» Document page data
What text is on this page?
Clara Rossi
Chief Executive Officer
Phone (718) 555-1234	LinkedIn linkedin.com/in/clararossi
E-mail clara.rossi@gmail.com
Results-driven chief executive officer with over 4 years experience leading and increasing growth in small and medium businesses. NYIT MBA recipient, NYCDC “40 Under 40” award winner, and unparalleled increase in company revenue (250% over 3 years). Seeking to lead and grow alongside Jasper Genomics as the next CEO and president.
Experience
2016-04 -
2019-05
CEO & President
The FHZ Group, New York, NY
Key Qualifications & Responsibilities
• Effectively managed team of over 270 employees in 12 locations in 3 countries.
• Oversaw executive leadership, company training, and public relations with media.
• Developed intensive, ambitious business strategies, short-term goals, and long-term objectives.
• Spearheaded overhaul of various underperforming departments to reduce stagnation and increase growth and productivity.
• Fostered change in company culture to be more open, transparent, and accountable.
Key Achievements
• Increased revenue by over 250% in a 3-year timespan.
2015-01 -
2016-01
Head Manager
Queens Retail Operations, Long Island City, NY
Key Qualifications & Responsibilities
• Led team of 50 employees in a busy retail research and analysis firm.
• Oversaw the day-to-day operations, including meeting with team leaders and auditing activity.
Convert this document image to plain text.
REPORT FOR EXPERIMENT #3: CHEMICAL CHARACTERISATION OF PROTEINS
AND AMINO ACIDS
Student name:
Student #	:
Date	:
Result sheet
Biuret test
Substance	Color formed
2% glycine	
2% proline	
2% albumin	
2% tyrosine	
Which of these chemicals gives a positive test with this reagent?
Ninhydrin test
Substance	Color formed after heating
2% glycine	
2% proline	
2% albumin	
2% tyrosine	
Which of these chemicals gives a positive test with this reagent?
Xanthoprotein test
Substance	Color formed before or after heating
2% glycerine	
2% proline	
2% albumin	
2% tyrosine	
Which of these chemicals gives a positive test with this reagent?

» ASSIGNMENT
Would you retype the lines of the data above, from the one holding "Convert this document image to plain text." through its final line, exactly and without adding any other line?

» TASK RESPONSE
Convert this document image to plain text.
REPORT FOR EXPERIMENT #3: CHEMICAL CHARACTERISATION OF PROTEINS
AND AMINO ACIDS
Student name:
Student #	:
Date	:
Result sheet
Biuret test
Substance	Color formed
2% glycine	
2% proline	
2% albumin	
2% tyrosine	
Which of these chemicals gives a positive test with this reagent?
Ninhydrin test
Substance	Color formed after heating
2% glycine	
2% proline	
2% albumin	
2% tyrosine	
Which of these chemicals gives a positive test with this reagent?
Xanthoprotein test
Substance	Color formed before or after heating
2% glycerine	
2% proline	
2% albumin	
2% tyrosine	
Which of these chemicals gives a positive test with this reagent?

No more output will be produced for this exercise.